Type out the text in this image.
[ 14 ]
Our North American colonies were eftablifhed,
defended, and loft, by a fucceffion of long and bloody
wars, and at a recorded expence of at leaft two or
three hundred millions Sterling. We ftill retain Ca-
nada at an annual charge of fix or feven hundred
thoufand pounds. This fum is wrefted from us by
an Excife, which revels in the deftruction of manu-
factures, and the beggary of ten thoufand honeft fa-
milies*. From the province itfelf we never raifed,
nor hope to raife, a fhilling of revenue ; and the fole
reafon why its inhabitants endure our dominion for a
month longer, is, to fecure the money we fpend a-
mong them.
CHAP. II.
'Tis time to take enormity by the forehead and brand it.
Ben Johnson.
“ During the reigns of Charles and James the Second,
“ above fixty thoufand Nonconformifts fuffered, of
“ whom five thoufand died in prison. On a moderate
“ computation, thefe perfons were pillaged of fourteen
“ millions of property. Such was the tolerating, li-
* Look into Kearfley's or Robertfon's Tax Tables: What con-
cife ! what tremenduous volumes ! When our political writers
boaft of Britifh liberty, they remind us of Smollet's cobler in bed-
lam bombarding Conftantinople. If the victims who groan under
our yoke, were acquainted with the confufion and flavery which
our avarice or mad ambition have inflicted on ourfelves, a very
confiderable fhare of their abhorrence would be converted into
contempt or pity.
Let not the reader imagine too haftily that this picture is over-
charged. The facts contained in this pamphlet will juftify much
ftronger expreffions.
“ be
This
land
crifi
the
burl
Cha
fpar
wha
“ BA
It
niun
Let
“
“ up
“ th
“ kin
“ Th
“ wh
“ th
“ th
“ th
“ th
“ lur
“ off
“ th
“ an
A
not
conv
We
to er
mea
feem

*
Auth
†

## Exercise instructions
Your task is to transcribe the material exactly.

## Written solution
Type out the text in this image.
[ 14 ]
Our North American colonies were eftablifhed,
defended, and loft, by a fucceffion of long and bloody
wars, and at a recorded expence of at leaft two or
three hundred millions Sterling. We ftill retain Ca-
nada at an annual charge of fix or feven hundred
thoufand pounds. This fum is wrefted from us by
an Excife, which revels in the deftruction of manu-
factures, and the beggary of ten thoufand honeft fa-
milies*. From the province itfelf we never raifed,
nor hope to raife, a fhilling of revenue ; and the fole
reafon why its inhabitants endure our dominion for a
month longer, is, to fecure the money we fpend a-
mong them.
CHAP. II.
'Tis time to take enormity by the forehead and brand it.
Ben Johnson.
“ During the reigns of Charles and James the Second,
“ above fixty thoufand Nonconformifts fuffered, of
“ whom five thoufand died in prison. On a moderate
“ computation, thefe perfons were pillaged of fourteen
“ millions of property. Such was the tolerating, li-
* Look into Kearfley's or Robertfon's Tax Tables: What con-
cife ! what tremenduous volumes ! When our political writers
boaft of Britifh liberty, they remind us of Smollet's cobler in bed-
lam bombarding Conftantinople. If the victims who groan under
our yoke, were acquainted with the confufion and flavery which
our avarice or mad ambition have inflicted on ourfelves, a very
confiderable fhare of their abhorrence would be converted into
contempt or pity.
Let not the reader imagine too haftily that this picture is over-
charged. The facts contained in this pamphlet will juftify much
ftronger expreffions.
“ be
This
land
crifi
the
burl
Cha
fpar
wha
“ BA
It
niun
Let
“
“ up
“ th
“ kin
“ Th
“ wh
“ th
“ th
“ th
“ th
“ lur
“ off
“ th
“ an
A
not
conv
We
to er
mea
feem

*
Auth
†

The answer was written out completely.